## GIVEN REQUEST
Find the lines holding "page" and copy them.

## INPUT
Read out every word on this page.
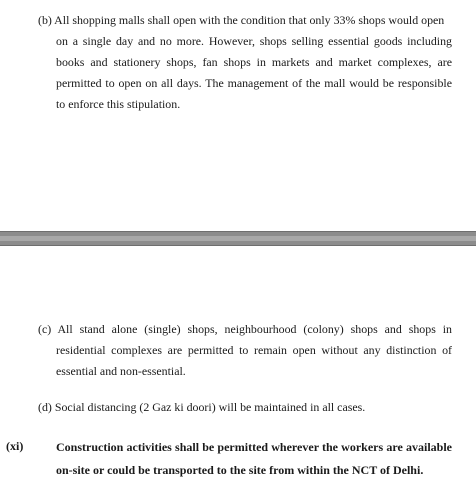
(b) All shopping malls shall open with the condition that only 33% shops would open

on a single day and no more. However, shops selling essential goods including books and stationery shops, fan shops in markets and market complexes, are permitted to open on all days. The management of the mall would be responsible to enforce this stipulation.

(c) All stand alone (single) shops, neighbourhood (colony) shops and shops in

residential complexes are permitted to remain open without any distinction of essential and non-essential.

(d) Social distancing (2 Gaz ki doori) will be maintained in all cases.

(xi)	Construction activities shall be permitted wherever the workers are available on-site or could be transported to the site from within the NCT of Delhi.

--

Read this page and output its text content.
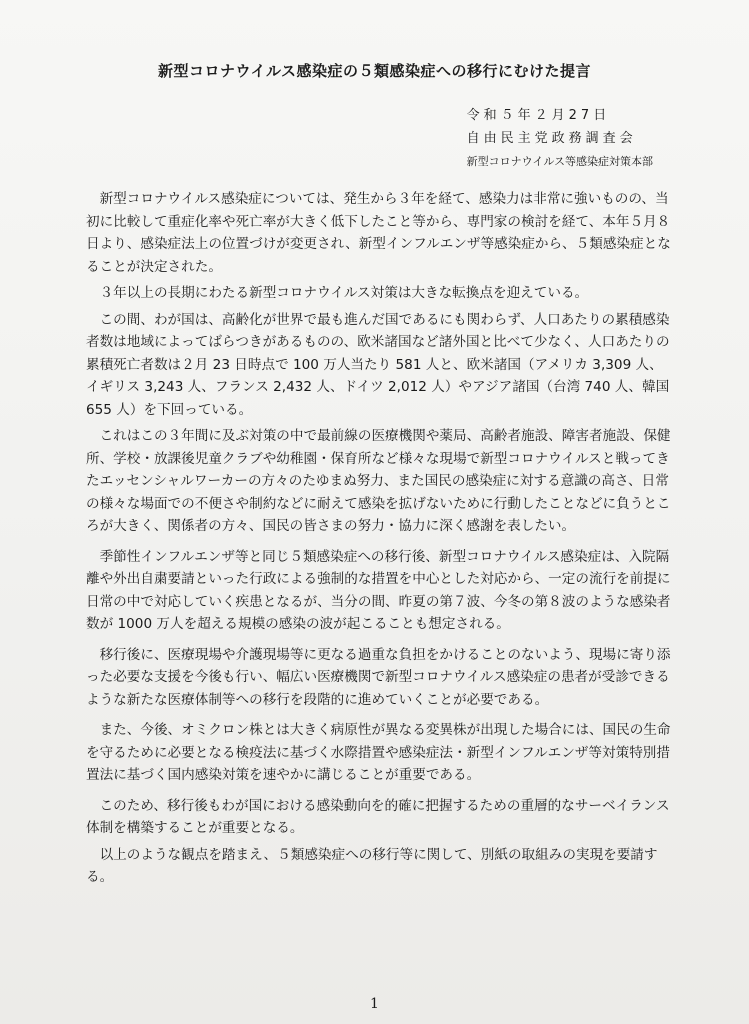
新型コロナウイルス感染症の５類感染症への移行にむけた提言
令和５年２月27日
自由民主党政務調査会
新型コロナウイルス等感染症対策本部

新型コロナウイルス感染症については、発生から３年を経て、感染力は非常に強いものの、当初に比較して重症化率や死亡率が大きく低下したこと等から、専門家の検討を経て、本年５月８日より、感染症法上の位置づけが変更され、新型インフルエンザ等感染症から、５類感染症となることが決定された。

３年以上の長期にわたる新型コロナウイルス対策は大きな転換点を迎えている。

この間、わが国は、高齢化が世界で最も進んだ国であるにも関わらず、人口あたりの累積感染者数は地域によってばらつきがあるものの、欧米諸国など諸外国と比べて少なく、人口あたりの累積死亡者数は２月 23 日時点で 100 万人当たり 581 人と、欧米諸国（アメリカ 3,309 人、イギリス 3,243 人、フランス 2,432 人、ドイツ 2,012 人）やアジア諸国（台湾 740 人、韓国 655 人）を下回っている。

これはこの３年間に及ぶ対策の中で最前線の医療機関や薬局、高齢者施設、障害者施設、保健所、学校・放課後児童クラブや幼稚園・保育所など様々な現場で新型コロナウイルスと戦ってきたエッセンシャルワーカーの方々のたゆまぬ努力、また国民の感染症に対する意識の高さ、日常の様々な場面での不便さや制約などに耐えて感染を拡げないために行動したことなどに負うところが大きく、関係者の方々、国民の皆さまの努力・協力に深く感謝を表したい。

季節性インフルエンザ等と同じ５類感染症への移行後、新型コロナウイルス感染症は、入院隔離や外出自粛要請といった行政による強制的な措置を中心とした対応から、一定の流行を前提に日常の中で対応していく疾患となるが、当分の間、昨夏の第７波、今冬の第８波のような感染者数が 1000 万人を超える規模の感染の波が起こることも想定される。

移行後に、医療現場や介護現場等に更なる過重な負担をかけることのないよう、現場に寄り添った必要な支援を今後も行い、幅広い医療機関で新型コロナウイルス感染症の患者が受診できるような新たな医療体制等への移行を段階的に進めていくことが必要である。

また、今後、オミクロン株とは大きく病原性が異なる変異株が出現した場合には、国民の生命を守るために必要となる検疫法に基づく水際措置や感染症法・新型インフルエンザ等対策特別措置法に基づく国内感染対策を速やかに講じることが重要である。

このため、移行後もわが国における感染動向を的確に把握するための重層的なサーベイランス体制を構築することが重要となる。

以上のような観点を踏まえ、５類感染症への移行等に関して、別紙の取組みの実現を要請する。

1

---

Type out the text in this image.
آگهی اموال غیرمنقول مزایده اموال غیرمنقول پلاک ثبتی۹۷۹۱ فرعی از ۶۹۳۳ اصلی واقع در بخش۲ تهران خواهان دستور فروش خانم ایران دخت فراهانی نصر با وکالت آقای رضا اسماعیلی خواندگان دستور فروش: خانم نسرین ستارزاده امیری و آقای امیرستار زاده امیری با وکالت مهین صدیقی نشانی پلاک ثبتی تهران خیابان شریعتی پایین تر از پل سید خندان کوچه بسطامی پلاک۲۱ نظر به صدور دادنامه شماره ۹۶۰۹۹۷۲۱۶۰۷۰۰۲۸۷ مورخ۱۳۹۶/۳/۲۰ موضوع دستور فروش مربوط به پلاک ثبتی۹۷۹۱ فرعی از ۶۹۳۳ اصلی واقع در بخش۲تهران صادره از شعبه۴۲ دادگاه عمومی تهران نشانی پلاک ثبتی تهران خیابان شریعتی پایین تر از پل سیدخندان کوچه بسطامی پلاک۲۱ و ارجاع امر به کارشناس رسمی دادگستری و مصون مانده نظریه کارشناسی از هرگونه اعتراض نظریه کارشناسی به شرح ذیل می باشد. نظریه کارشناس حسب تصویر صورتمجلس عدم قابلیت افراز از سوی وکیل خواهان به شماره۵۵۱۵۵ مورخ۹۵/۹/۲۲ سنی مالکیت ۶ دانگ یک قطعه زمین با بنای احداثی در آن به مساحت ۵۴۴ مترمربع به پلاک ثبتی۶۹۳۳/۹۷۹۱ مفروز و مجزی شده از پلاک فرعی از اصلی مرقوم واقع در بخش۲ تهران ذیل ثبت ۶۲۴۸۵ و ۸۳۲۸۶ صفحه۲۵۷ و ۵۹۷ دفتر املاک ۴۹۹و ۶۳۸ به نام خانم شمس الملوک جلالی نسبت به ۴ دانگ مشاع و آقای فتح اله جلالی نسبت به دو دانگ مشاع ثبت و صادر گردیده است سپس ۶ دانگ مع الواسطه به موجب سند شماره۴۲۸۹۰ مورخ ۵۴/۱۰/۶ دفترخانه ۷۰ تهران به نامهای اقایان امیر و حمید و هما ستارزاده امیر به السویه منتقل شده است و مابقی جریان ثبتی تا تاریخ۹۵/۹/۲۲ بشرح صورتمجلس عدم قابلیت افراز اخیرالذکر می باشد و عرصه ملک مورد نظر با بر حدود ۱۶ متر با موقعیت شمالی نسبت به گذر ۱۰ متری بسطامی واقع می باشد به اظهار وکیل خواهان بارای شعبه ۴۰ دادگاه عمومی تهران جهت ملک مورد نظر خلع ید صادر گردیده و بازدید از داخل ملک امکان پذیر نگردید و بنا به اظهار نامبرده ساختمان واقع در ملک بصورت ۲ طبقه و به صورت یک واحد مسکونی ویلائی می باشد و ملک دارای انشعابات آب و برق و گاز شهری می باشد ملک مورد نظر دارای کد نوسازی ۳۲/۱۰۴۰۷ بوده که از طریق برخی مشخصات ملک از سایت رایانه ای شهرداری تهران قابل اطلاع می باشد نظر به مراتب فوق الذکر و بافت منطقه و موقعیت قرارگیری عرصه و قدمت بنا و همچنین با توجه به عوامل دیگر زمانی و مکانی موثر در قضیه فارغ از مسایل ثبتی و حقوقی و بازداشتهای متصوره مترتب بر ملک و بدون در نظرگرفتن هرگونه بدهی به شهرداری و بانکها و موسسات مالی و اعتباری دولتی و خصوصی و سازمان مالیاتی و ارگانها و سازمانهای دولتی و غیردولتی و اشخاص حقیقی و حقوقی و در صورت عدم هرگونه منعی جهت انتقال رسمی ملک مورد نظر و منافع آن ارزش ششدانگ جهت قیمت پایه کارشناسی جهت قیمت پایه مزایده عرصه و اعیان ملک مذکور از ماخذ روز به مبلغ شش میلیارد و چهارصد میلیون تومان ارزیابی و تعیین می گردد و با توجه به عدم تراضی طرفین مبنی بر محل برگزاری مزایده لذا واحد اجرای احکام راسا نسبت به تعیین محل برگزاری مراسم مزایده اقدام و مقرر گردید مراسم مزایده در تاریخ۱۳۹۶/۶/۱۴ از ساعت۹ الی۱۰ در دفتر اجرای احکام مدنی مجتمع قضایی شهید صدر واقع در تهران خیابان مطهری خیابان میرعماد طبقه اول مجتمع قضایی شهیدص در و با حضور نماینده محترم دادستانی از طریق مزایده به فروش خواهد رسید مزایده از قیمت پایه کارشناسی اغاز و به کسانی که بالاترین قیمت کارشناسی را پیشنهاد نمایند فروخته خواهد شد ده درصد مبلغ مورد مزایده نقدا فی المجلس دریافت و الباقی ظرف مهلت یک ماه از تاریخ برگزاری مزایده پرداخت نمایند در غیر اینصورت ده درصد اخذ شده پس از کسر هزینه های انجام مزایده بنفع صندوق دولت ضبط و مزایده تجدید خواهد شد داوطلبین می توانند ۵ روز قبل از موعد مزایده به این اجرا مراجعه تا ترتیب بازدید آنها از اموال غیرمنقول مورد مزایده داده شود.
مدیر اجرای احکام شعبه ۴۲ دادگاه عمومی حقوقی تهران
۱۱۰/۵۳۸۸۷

## SOLUTION TO THIS PROBLEM
Read out every word on this page.
Read this page and output its text content.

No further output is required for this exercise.